• **Objective**: Pictures do not belong in the copy. Return all of the entries exactly.

==*==

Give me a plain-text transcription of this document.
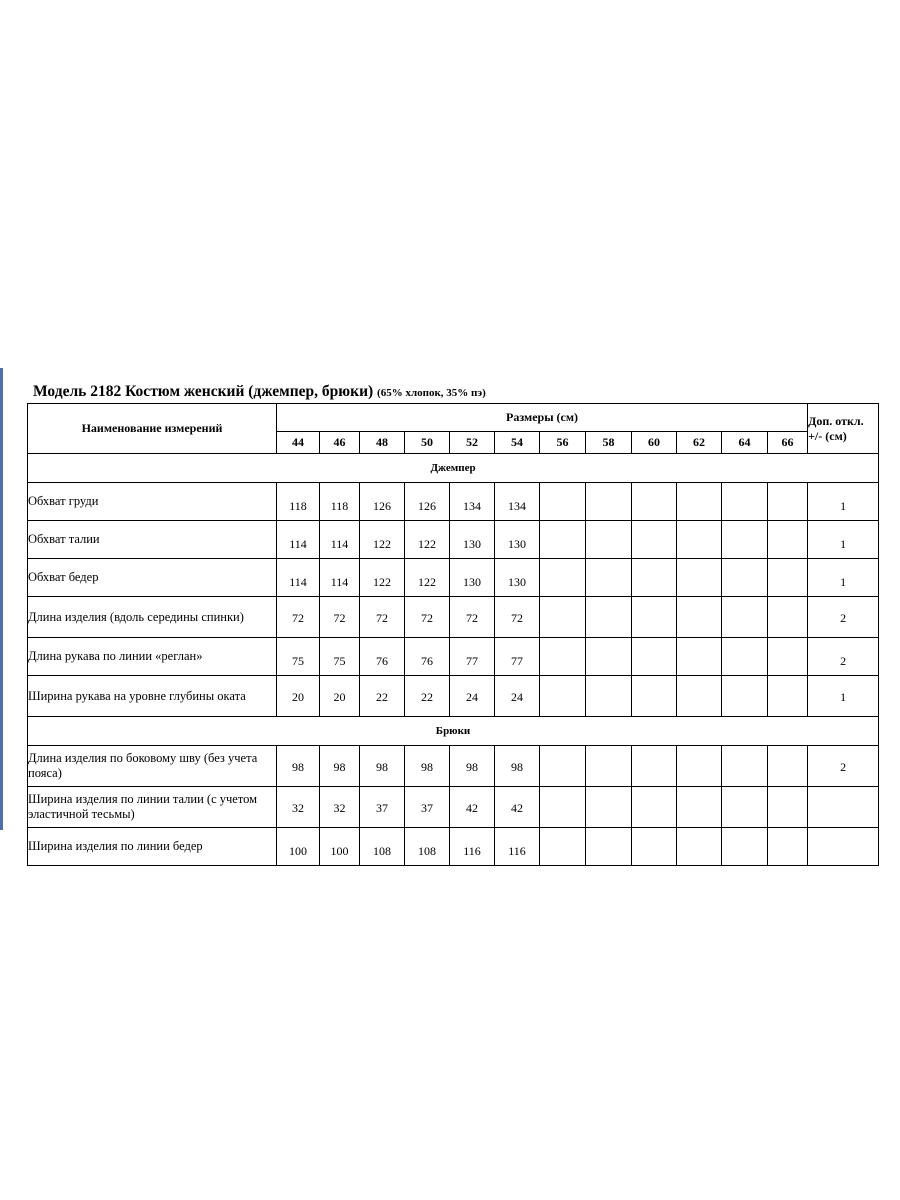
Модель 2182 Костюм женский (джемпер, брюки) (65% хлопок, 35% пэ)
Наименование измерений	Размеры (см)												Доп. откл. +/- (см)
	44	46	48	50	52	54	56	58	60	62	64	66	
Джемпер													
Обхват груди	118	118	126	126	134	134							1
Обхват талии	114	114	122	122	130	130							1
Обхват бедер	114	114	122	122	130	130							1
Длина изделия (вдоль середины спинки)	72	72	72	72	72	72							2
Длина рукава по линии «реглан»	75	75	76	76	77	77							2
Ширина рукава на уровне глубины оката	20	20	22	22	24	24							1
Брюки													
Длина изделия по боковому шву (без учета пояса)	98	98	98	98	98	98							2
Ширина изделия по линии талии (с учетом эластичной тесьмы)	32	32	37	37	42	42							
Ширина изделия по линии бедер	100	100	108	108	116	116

==*==

• **Result of the task**:
Give me a plain-text transcription of this document.
Модель 2182 Костюм женский (джемпер, брюки) (65% хлопок, 35% пэ)
Наименование измерений	Размеры (см)												Доп. откл. +/- (см)
	44	46	48	50	52	54	56	58	60	62	64	66	
Джемпер													
Обхват груди	118	118	126	126	134	134							1
Обхват талии	114	114	122	122	130	130							1
Обхват бедер	114	114	122	122	130	130							1
Длина изделия (вдоль середины спинки)	72	72	72	72	72	72							2
Длина рукава по линии «реглан»	75	75	76	76	77	77							2
Ширина рукава на уровне глубины оката	20	20	22	22	24	24							1
Брюки													
Длина изделия по боковому шву (без учета пояса)	98	98	98	98	98	98							2
Ширина изделия по линии талии (с учетом эластичной тесьмы)	32	32	37	37	42	42							
Ширина изделия по линии бедер	100	100	108	108	116	116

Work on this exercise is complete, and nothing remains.